* THE PROBLEM
Return all of the entries word for word, but omit the pictures they contain.
━━━━━━
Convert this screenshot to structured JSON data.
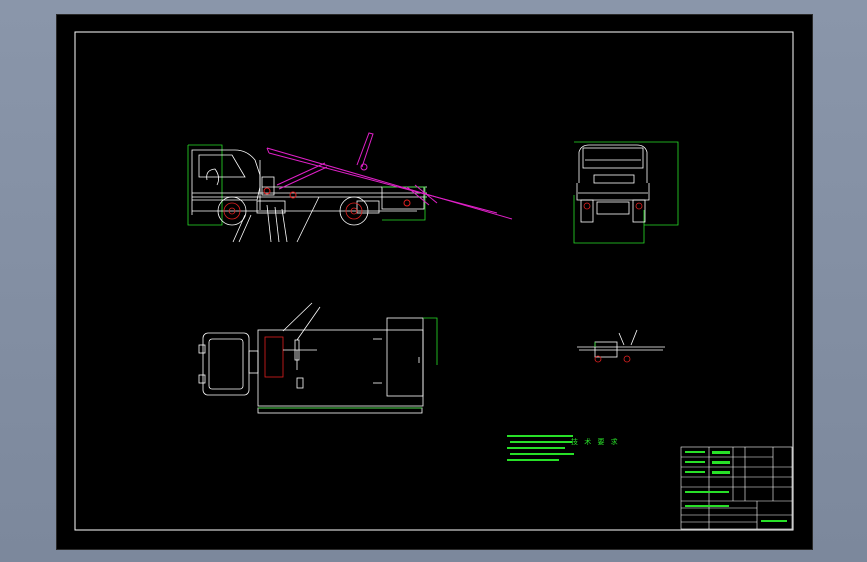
{
  "drawing": {
    "views": [
      "side-view",
      "rear-view",
      "top-view",
      "detail-view"
    ],
    "colors": {
      "background": "#000000",
      "frame": "#ffffff",
      "vehicle": "#ffffff",
      "dimension": "#28e028",
      "arm": "#e020c8",
      "wheel_hub": "#e02020",
      "outer_chrome": "#8592a6"
    },
    "notes": {
      "heading": "技 术 要 求"
    },
    "title_block": {
      "drawing_name": ""
    }
  }
}
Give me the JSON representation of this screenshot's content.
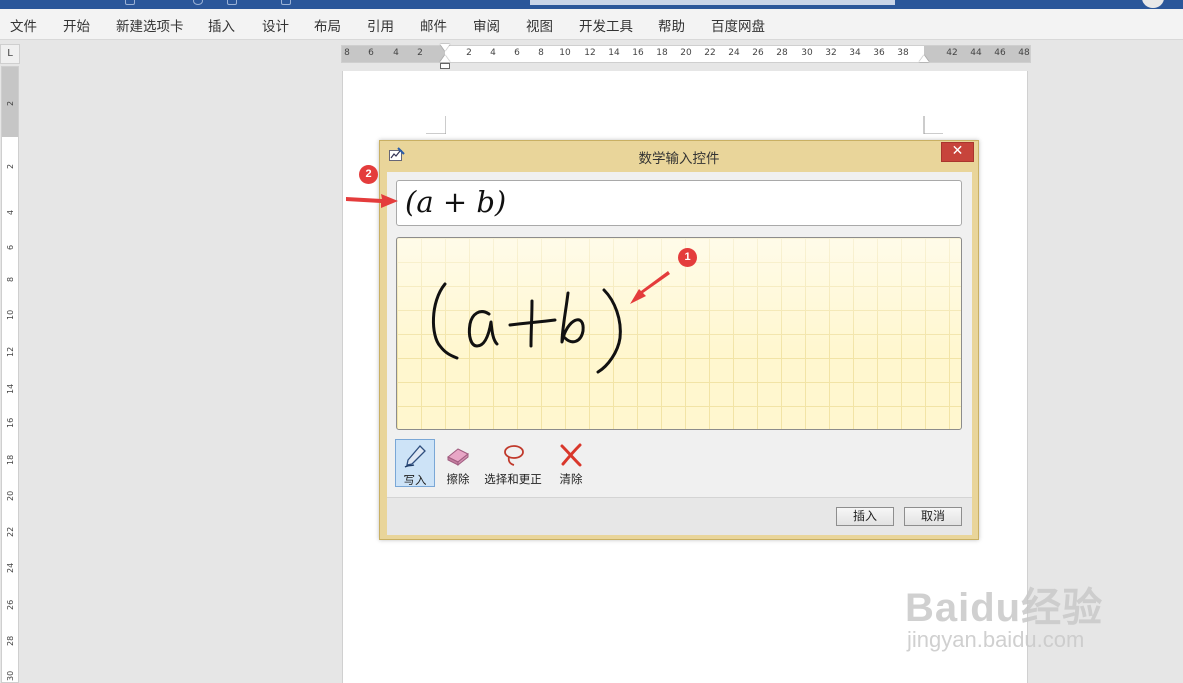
{
  "menu": {
    "items": [
      "文件",
      "开始",
      "新建选项卡",
      "插入",
      "设计",
      "布局",
      "引用",
      "邮件",
      "审阅",
      "视图",
      "开发工具",
      "帮助",
      "百度网盘"
    ]
  },
  "ruler": {
    "corner_label": "L",
    "horizontal_labels": [
      "8",
      "6",
      "4",
      "2",
      "2",
      "4",
      "6",
      "8",
      "10",
      "12",
      "14",
      "16",
      "18",
      "20",
      "22",
      "24",
      "26",
      "28",
      "30",
      "32",
      "34",
      "36",
      "38",
      "42",
      "44",
      "46",
      "48"
    ],
    "vertical_labels": [
      "2",
      "2",
      "4",
      "6",
      "8",
      "10",
      "12",
      "14",
      "16",
      "18",
      "20",
      "22",
      "24",
      "26",
      "28",
      "30"
    ]
  },
  "dialog": {
    "title": "数学输入控件",
    "close_glyph": "✕",
    "preview_formula": "(a + b)",
    "tools": [
      {
        "label": "写入",
        "icon": "pen-icon",
        "active": true
      },
      {
        "label": "擦除",
        "icon": "eraser-icon",
        "active": false
      },
      {
        "label": "选择和更正",
        "icon": "lasso-icon",
        "active": false
      },
      {
        "label": "清除",
        "icon": "clear-x-icon",
        "active": false
      }
    ],
    "insert_button": "插入",
    "cancel_button": "取消"
  },
  "annotations": {
    "marker_1": "1",
    "marker_2": "2",
    "color": "#e43c3c"
  },
  "watermark": {
    "brand": "Baidu经验",
    "url": "jingyan.baidu.com"
  },
  "colors": {
    "title_bar": "#2b579a",
    "dialog_frame": "#e9d59a",
    "close_button": "#c7443b",
    "ink_background": "#fff7cf"
  }
}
━━━━━━
* CORRECT RESPONSE
Convert this screenshot to structured JSON data.
{
  "drawing": {
    "views": [
      "side-view",
      "rear-view",
      "top-view",
      "detail-view"
    ],
    "colors": {
      "background": "#000000",
      "frame": "#ffffff",
      "vehicle": "#ffffff",
      "dimension": "#28e028",
      "arm": "#e020c8",
      "wheel_hub": "#e02020",
      "outer_chrome": "#8592a6"
    },
    "notes": {
      "heading": "技 术 要 求"
    },
    "title_block": {
      "drawing_name": ""
    }
  }
}
Give me the JSON representation of this screenshot's content.
{
  "menu": {
    "items": [
      "文件",
      "开始",
      "新建选项卡",
      "插入",
      "设计",
      "布局",
      "引用",
      "邮件",
      "审阅",
      "视图",
      "开发工具",
      "帮助",
      "百度网盘"
    ]
  },
  "ruler": {
    "corner_label": "L",
    "horizontal_labels": [
      "8",
      "6",
      "4",
      "2",
      "2",
      "4",
      "6",
      "8",
      "10",
      "12",
      "14",
      "16",
      "18",
      "20",
      "22",
      "24",
      "26",
      "28",
      "30",
      "32",
      "34",
      "36",
      "38",
      "42",
      "44",
      "46",
      "48"
    ],
    "vertical_labels": [
      "2",
      "2",
      "4",
      "6",
      "8",
      "10",
      "12",
      "14",
      "16",
      "18",
      "20",
      "22",
      "24",
      "26",
      "28",
      "30"
    ]
  },
  "dialog": {
    "title": "数学输入控件",
    "close_glyph": "✕",
    "preview_formula": "(a + b)",
    "tools": [
      {
        "label": "写入",
        "icon": "pen-icon",
        "active": true
      },
      {
        "label": "擦除",
        "icon": "eraser-icon",
        "active": false
      },
      {
        "label": "选择和更正",
        "icon": "lasso-icon",
        "active": false
      },
      {
        "label": "清除",
        "icon": "clear-x-icon",
        "active": false
      }
    ],
    "insert_button": "插入",
    "cancel_button": "取消"
  },
  "annotations": {
    "marker_1": "1",
    "marker_2": "2",
    "color": "#e43c3c"
  },
  "watermark": {
    "brand": "Baidu经验",
    "url": "jingyan.baidu.com"
  },
  "colors": {
    "title_bar": "#2b579a",
    "dialog_frame": "#e9d59a",
    "close_button": "#c7443b",
    "ink_background": "#fff7cf"
  }
}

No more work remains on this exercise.